DIRECTIVE:
Put the rows below into a JSON list of strings, one string per line and no blank lines, starting with the first line and going on through the line that contains "Text: O: O xyxy=(62,148,71,161)".

RECORDS TO PROCESS:
Start

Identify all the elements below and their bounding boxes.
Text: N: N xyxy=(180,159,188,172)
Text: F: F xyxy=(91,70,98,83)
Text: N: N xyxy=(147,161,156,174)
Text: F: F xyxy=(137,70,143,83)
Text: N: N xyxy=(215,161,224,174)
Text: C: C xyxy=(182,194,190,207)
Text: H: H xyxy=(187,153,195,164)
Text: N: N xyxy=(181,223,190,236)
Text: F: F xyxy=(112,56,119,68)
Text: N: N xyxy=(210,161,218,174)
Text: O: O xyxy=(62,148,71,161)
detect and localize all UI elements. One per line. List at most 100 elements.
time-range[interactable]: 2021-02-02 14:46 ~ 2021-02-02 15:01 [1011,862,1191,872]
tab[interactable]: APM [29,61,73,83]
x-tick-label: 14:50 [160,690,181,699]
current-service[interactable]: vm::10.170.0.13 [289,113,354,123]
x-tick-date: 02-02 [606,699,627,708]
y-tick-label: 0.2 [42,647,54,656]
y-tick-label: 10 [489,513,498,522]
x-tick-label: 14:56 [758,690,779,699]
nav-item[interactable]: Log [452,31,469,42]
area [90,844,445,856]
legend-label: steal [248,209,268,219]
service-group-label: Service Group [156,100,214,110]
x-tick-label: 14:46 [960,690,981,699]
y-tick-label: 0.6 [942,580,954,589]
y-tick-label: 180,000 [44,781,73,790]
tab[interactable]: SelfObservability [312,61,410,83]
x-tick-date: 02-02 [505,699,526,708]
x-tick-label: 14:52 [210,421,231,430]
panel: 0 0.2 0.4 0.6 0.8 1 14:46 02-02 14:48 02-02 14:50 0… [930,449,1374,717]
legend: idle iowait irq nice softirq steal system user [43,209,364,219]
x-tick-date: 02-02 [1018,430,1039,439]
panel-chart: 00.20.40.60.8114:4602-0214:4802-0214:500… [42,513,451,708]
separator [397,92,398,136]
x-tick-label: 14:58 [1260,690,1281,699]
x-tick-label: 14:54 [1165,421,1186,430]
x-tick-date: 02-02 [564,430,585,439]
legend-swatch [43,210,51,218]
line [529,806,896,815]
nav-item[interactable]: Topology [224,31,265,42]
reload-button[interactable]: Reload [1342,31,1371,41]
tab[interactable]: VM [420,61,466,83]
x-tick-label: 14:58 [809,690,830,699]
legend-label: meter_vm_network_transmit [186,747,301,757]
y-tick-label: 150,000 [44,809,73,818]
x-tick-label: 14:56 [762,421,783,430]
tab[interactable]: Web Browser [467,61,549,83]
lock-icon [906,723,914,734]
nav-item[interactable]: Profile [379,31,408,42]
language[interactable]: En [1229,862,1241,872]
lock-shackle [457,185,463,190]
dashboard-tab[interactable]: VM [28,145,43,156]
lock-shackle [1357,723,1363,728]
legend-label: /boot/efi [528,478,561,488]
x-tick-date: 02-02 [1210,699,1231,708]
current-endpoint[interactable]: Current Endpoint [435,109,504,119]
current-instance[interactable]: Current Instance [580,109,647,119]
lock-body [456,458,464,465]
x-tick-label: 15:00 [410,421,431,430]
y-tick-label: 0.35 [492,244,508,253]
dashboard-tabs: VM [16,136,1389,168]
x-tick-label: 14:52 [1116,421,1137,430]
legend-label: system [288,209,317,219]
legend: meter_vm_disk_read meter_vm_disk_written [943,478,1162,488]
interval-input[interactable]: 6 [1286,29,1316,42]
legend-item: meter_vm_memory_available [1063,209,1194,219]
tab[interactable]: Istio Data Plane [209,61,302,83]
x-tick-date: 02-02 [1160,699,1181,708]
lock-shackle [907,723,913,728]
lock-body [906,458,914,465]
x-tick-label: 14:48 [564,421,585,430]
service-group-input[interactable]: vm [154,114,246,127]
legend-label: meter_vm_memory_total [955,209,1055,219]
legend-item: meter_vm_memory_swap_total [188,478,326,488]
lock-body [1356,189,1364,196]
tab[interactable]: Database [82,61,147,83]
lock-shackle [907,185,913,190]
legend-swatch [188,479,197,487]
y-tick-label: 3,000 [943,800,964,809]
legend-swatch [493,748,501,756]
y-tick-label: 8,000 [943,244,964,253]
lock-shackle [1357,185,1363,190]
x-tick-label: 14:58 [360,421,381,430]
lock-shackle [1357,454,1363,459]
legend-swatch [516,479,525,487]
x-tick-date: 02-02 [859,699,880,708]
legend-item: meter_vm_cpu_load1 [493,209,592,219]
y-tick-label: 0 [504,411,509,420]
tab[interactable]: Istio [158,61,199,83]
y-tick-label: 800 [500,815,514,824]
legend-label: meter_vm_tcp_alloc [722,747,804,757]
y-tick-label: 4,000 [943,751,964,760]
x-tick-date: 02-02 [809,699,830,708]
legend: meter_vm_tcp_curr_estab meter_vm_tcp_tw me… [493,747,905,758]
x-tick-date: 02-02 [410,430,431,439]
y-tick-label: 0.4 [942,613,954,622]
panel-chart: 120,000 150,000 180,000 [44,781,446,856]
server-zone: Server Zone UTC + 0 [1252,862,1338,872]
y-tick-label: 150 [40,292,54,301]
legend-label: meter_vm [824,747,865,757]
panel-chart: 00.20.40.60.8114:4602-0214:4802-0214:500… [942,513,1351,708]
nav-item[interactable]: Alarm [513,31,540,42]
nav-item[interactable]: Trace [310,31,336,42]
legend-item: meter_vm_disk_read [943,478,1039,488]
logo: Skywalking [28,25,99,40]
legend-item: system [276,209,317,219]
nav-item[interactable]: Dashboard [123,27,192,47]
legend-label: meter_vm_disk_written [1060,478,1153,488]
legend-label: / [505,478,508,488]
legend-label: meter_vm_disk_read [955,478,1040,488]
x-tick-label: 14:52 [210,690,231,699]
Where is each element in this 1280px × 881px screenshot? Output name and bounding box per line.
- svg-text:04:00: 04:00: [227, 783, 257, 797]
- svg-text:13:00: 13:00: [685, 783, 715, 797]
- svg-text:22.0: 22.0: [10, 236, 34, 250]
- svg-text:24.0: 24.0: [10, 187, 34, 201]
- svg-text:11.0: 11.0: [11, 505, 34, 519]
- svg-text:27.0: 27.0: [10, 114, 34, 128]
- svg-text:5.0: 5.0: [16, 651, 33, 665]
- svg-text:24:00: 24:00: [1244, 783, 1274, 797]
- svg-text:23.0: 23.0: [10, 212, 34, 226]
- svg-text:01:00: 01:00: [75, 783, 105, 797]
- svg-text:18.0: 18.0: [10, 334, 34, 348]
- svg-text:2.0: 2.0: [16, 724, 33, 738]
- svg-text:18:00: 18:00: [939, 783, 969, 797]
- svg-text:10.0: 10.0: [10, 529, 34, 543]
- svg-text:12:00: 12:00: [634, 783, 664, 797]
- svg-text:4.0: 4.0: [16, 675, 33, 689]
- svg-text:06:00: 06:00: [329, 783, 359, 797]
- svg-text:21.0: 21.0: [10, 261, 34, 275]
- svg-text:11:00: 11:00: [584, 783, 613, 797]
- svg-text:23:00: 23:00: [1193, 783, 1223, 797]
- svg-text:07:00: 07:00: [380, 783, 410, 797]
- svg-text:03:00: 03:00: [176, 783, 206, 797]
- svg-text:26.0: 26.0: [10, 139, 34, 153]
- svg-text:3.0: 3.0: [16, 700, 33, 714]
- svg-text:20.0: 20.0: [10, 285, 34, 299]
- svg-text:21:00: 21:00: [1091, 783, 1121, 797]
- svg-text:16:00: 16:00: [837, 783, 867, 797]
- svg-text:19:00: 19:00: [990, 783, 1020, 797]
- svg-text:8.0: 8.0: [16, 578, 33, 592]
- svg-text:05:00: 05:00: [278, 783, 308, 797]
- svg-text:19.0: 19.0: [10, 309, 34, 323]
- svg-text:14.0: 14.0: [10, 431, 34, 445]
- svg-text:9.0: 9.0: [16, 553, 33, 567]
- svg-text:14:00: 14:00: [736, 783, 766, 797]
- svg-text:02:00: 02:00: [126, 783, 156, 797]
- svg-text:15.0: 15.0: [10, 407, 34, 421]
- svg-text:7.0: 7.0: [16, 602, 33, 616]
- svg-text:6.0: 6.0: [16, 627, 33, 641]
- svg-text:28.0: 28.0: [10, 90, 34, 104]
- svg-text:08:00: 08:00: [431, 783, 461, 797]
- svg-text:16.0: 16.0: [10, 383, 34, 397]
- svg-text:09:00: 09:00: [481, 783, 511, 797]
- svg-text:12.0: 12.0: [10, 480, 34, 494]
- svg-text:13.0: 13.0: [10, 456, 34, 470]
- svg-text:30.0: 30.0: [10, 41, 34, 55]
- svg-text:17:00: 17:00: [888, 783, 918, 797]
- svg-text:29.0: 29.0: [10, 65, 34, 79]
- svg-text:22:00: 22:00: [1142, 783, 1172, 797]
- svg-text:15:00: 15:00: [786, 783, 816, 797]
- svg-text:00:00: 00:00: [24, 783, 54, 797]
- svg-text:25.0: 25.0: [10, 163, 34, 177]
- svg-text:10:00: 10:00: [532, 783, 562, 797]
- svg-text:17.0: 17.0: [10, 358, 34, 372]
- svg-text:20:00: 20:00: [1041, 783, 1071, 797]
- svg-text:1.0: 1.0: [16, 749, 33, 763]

End

SOLVED EXERCISE:
[
  "Identify all the elements below and their bounding boxes.",
  "Text: N: N xyxy=(180,159,188,172)",
  "Text: F: F xyxy=(91,70,98,83)",
  "Text: N: N xyxy=(147,161,156,174)",
  "Text: F: F xyxy=(137,70,143,83)",
  "Text: N: N xyxy=(215,161,224,174)",
  "Text: C: C xyxy=(182,194,190,207)",
  "Text: H: H xyxy=(187,153,195,164)",
  "Text: N: N xyxy=(181,223,190,236)",
  "Text: F: F xyxy=(112,56,119,68)",
  "Text: N: N xyxy=(210,161,218,174)",
  "Text: O: O xyxy=(62,148,71,161)"
]